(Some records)
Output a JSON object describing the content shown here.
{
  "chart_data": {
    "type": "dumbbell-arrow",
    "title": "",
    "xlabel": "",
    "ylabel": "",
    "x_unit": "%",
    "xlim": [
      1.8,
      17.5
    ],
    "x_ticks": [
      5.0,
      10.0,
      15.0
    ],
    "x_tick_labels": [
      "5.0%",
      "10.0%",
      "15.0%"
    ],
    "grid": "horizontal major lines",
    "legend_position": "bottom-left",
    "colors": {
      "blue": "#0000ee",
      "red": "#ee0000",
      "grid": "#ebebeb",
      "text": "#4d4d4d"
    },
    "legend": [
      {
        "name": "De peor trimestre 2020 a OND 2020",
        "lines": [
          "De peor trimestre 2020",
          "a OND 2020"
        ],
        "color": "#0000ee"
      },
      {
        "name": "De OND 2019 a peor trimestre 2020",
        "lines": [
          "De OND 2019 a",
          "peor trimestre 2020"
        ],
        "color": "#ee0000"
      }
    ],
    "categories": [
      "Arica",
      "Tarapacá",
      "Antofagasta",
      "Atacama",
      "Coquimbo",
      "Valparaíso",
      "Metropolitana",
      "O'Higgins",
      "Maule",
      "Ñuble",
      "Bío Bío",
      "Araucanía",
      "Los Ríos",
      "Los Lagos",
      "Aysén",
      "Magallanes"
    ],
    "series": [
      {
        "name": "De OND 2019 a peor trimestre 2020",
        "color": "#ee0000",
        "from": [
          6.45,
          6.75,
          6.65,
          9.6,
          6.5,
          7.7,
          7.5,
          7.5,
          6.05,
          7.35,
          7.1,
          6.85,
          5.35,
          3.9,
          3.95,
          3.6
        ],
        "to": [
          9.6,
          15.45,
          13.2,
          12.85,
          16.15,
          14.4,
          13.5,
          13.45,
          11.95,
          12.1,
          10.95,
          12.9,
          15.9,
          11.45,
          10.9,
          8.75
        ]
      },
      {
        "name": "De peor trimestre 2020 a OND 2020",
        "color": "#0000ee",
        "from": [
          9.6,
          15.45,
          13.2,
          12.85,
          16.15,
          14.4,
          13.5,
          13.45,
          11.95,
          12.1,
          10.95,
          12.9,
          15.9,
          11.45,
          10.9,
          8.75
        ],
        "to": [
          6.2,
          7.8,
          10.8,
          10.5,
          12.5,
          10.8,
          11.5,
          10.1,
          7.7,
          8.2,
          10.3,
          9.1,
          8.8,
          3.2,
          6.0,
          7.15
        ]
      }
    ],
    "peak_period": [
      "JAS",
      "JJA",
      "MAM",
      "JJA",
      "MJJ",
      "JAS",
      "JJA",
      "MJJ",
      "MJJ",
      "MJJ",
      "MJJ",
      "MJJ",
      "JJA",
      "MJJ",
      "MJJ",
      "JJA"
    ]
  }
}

Written exercise:
Restate each entry exactly, skipping none.

Final answer:
Output a JSON object describing the content shown here.
{
  "chart_data": {
    "type": "dumbbell-arrow",
    "title": "",
    "xlabel": "",
    "ylabel": "",
    "x_unit": "%",
    "xlim": [
      1.8,
      17.5
    ],
    "x_ticks": [
      5.0,
      10.0,
      15.0
    ],
    "x_tick_labels": [
      "5.0%",
      "10.0%",
      "15.0%"
    ],
    "grid": "horizontal major lines",
    "legend_position": "bottom-left",
    "colors": {
      "blue": "#0000ee",
      "red": "#ee0000",
      "grid": "#ebebeb",
      "text": "#4d4d4d"
    },
    "legend": [
      {
        "name": "De peor trimestre 2020 a OND 2020",
        "lines": [
          "De peor trimestre 2020",
          "a OND 2020"
        ],
        "color": "#0000ee"
      },
      {
        "name": "De OND 2019 a peor trimestre 2020",
        "lines": [
          "De OND 2019 a",
          "peor trimestre 2020"
        ],
        "color": "#ee0000"
      }
    ],
    "categories": [
      "Arica",
      "Tarapacá",
      "Antofagasta",
      "Atacama",
      "Coquimbo",
      "Valparaíso",
      "Metropolitana",
      "O'Higgins",
      "Maule",
      "Ñuble",
      "Bío Bío",
      "Araucanía",
      "Los Ríos",
      "Los Lagos",
      "Aysén",
      "Magallanes"
    ],
    "series": [
      {
        "name": "De OND 2019 a peor trimestre 2020",
        "color": "#ee0000",
        "from": [
          6.45,
          6.75,
          6.65,
          9.6,
          6.5,
          7.7,
          7.5,
          7.5,
          6.05,
          7.35,
          7.1,
          6.85,
          5.35,
          3.9,
          3.95,
          3.6
        ],
        "to": [
          9.6,
          15.45,
          13.2,
          12.85,
          16.15,
          14.4,
          13.5,
          13.45,
          11.95,
          12.1,
          10.95,
          12.9,
          15.9,
          11.45,
          10.9,
          8.75
        ]
      },
      {
        "name": "De peor trimestre 2020 a OND 2020",
        "color": "#0000ee",
        "from": [
          9.6,
          15.45,
          13.2,
          12.85,
          16.15,
          14.4,
          13.5,
          13.45,
          11.95,
          12.1,
          10.95,
          12.9,
          15.9,
          11.45,
          10.9,
          8.75
        ],
        "to": [
          6.2,
          7.8,
          10.8,
          10.5,
          12.5,
          10.8,
          11.5,
          10.1,
          7.7,
          8.2,
          10.3,
          9.1,
          8.8,
          3.2,
          6.0,
          7.15
        ]
      }
    ],
    "peak_period": [
      "JAS",
      "JJA",
      "MAM",
      "JJA",
      "MJJ",
      "JAS",
      "JJA",
      "MJJ",
      "MJJ",
      "MJJ",
      "MJJ",
      "MJJ",
      "JJA",
      "MJJ",
      "MJJ",
      "JJA"
    ]
  }
}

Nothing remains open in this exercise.